Your objective: Quote the entries word for word. Omit the pictures.

══ Data listing

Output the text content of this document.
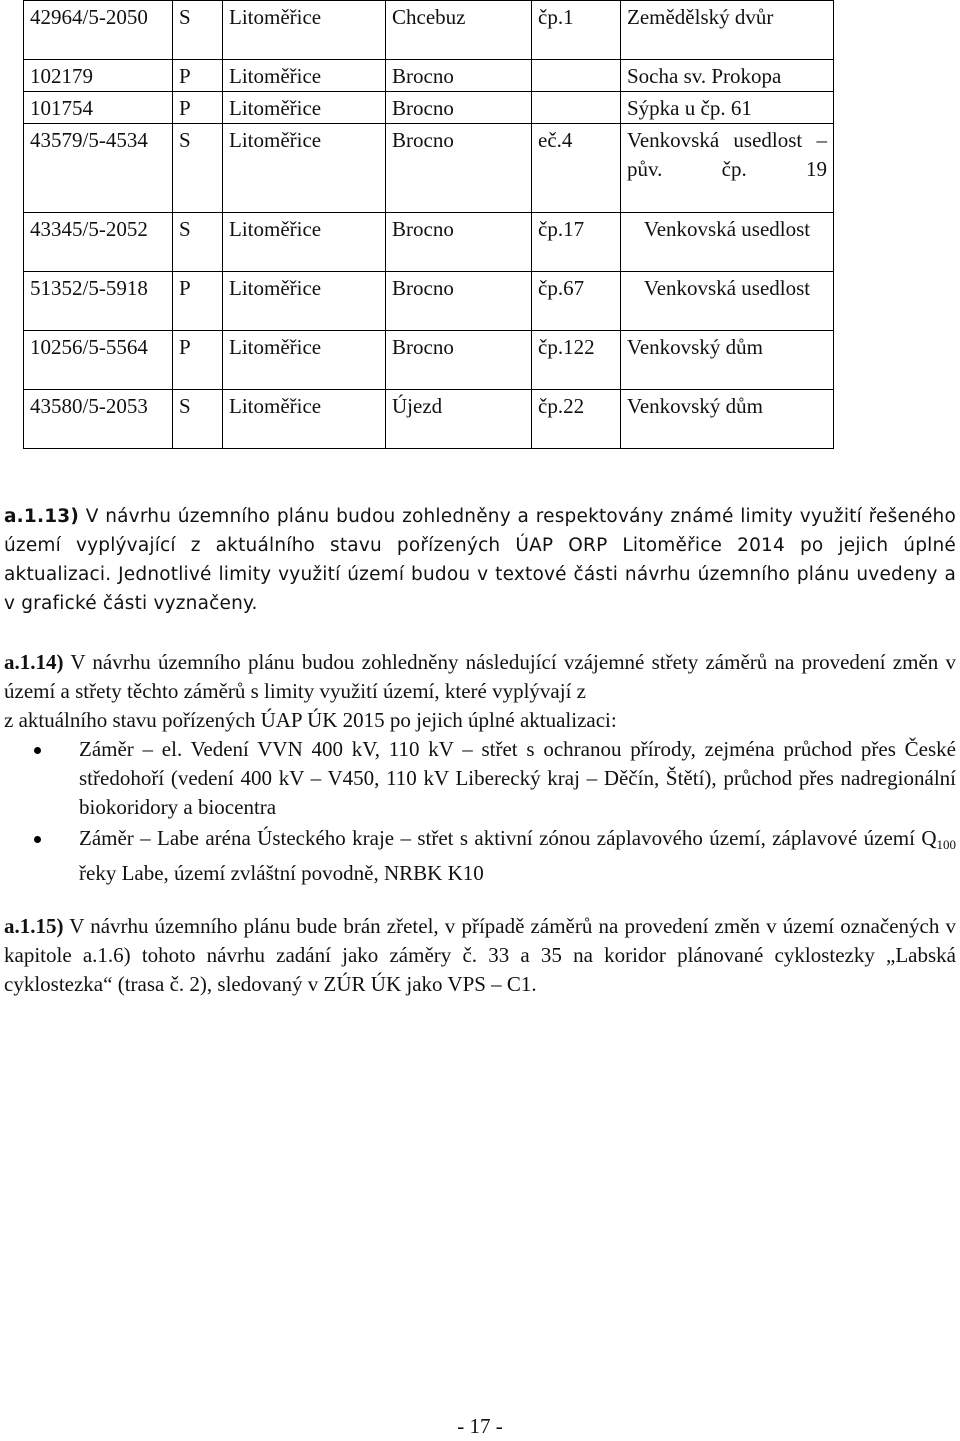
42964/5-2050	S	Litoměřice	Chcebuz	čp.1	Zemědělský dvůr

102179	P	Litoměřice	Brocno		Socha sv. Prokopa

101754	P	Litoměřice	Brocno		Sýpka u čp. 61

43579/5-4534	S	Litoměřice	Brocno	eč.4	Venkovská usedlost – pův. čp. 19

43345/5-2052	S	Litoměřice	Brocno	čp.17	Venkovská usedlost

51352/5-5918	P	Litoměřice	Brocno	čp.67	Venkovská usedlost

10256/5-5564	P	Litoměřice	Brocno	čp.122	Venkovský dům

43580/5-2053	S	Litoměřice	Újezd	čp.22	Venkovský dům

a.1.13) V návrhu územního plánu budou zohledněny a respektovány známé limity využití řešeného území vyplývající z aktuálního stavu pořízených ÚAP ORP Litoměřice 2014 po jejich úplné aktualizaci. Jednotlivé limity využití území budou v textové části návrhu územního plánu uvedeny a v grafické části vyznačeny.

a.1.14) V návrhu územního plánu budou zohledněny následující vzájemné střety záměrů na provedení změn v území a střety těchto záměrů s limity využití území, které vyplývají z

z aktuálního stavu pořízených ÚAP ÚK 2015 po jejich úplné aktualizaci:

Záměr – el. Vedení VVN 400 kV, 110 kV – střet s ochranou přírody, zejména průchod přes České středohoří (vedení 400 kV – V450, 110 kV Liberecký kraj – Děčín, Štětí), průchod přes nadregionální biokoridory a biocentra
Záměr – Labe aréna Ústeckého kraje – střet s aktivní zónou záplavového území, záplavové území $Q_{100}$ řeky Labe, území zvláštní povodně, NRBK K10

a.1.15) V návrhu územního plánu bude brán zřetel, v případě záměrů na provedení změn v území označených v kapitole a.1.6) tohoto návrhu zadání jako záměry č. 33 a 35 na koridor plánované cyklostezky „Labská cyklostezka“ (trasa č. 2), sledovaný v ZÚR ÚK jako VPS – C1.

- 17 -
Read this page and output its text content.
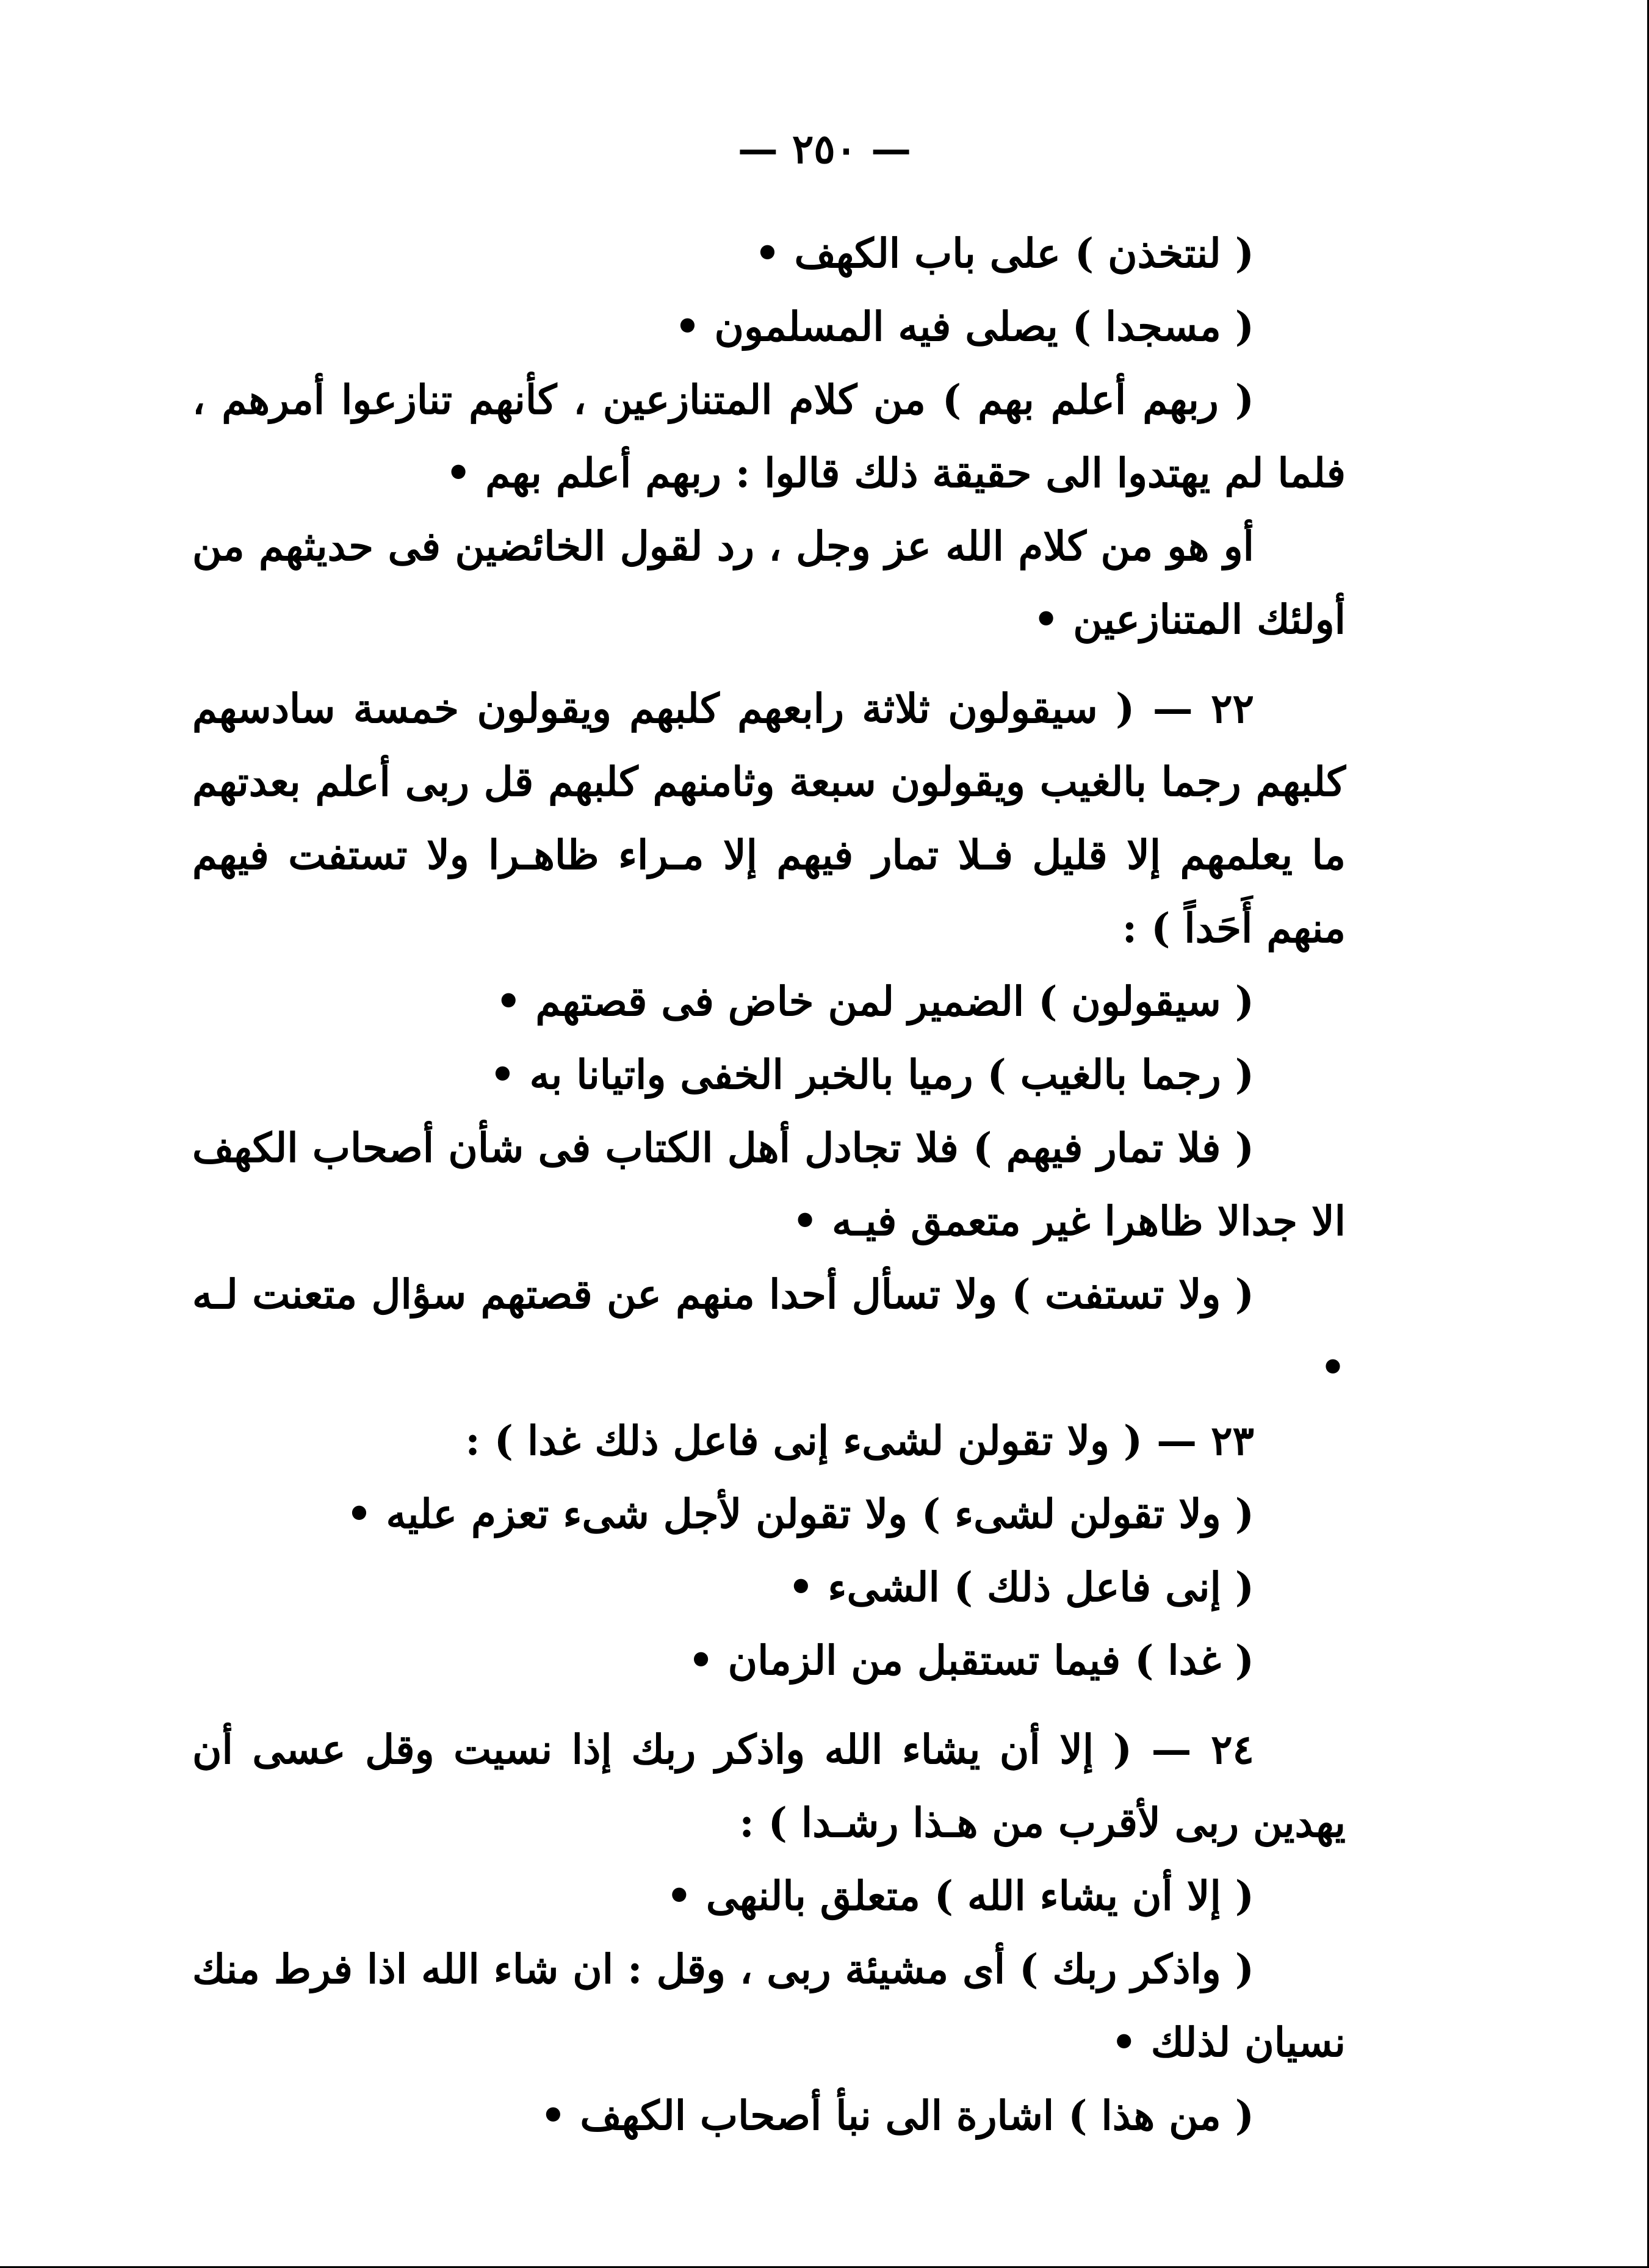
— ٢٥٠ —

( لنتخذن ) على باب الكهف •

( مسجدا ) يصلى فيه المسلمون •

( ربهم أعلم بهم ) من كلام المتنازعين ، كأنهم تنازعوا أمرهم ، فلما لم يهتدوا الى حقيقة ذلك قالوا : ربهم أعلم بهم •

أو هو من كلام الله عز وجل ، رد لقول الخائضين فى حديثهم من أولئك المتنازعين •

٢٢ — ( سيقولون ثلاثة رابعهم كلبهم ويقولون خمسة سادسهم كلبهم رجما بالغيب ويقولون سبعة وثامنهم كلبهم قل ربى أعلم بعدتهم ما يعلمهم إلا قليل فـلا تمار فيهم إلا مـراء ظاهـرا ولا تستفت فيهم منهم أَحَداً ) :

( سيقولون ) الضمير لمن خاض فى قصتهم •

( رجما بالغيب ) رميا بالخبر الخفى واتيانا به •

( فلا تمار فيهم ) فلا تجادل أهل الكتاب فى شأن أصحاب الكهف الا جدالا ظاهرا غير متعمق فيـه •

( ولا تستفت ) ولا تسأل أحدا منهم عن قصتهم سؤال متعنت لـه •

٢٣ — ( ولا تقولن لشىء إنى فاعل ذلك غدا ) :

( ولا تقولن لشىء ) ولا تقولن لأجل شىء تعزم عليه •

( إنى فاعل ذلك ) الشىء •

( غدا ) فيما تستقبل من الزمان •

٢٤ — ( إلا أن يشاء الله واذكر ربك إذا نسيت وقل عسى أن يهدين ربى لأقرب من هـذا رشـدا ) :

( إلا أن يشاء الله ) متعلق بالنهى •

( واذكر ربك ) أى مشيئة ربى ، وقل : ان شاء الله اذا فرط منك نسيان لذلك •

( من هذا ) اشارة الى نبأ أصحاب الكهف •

════

Response for this exercise:
Output the text content of this document.
42964/5-2050	S	Litoměřice	Chcebuz	čp.1	Zemědělský dvůr

102179	P	Litoměřice	Brocno		Socha sv. Prokopa

101754	P	Litoměřice	Brocno		Sýpka u čp. 61

43579/5-4534	S	Litoměřice	Brocno	eč.4	Venkovská usedlost – pův. čp. 19

43345/5-2052	S	Litoměřice	Brocno	čp.17	Venkovská usedlost

51352/5-5918	P	Litoměřice	Brocno	čp.67	Venkovská usedlost

10256/5-5564	P	Litoměřice	Brocno	čp.122	Venkovský dům

43580/5-2053	S	Litoměřice	Újezd	čp.22	Venkovský dům

a.1.13) V návrhu územního plánu budou zohledněny a respektovány známé limity využití řešeného území vyplývající z aktuálního stavu pořízených ÚAP ORP Litoměřice 2014 po jejich úplné aktualizaci. Jednotlivé limity využití území budou v textové části návrhu územního plánu uvedeny a v grafické části vyznačeny.

a.1.14) V návrhu územního plánu budou zohledněny následující vzájemné střety záměrů na provedení změn v území a střety těchto záměrů s limity využití území, které vyplývají z

z aktuálního stavu pořízených ÚAP ÚK 2015 po jejich úplné aktualizaci:

Záměr – el. Vedení VVN 400 kV, 110 kV – střet s ochranou přírody, zejména průchod přes České středohoří (vedení 400 kV – V450, 110 kV Liberecký kraj – Děčín, Štětí), průchod přes nadregionální biokoridory a biocentra
Záměr – Labe aréna Ústeckého kraje – střet s aktivní zónou záplavového území, záplavové území $Q_{100}$ řeky Labe, území zvláštní povodně, NRBK K10

a.1.15) V návrhu územního plánu bude brán zřetel, v případě záměrů na provedení změn v území označených v kapitole a.1.6) tohoto návrhu zadání jako záměry č. 33 a 35 na koridor plánované cyklostezky „Labská cyklostezka“ (trasa č. 2), sledovaný v ZÚR ÚK jako VPS – C1.

- 17 -
Read this page and output its text content.
— ٢٥٠ —

( لنتخذن ) على باب الكهف •

( مسجدا ) يصلى فيه المسلمون •

( ربهم أعلم بهم ) من كلام المتنازعين ، كأنهم تنازعوا أمرهم ، فلما لم يهتدوا الى حقيقة ذلك قالوا : ربهم أعلم بهم •

أو هو من كلام الله عز وجل ، رد لقول الخائضين فى حديثهم من أولئك المتنازعين •

٢٢ — ( سيقولون ثلاثة رابعهم كلبهم ويقولون خمسة سادسهم كلبهم رجما بالغيب ويقولون سبعة وثامنهم كلبهم قل ربى أعلم بعدتهم ما يعلمهم إلا قليل فـلا تمار فيهم إلا مـراء ظاهـرا ولا تستفت فيهم منهم أَحَداً ) :

( سيقولون ) الضمير لمن خاض فى قصتهم •

( رجما بالغيب ) رميا بالخبر الخفى واتيانا به •

( فلا تمار فيهم ) فلا تجادل أهل الكتاب فى شأن أصحاب الكهف الا جدالا ظاهرا غير متعمق فيـه •

( ولا تستفت ) ولا تسأل أحدا منهم عن قصتهم سؤال متعنت لـه •

٢٣ — ( ولا تقولن لشىء إنى فاعل ذلك غدا ) :

( ولا تقولن لشىء ) ولا تقولن لأجل شىء تعزم عليه •

( إنى فاعل ذلك ) الشىء •

( غدا ) فيما تستقبل من الزمان •

٢٤ — ( إلا أن يشاء الله واذكر ربك إذا نسيت وقل عسى أن يهدين ربى لأقرب من هـذا رشـدا ) :

( إلا أن يشاء الله ) متعلق بالنهى •

( واذكر ربك ) أى مشيئة ربى ، وقل : ان شاء الله اذا فرط منك نسيان لذلك •

( من هذا ) اشارة الى نبأ أصحاب الكهف •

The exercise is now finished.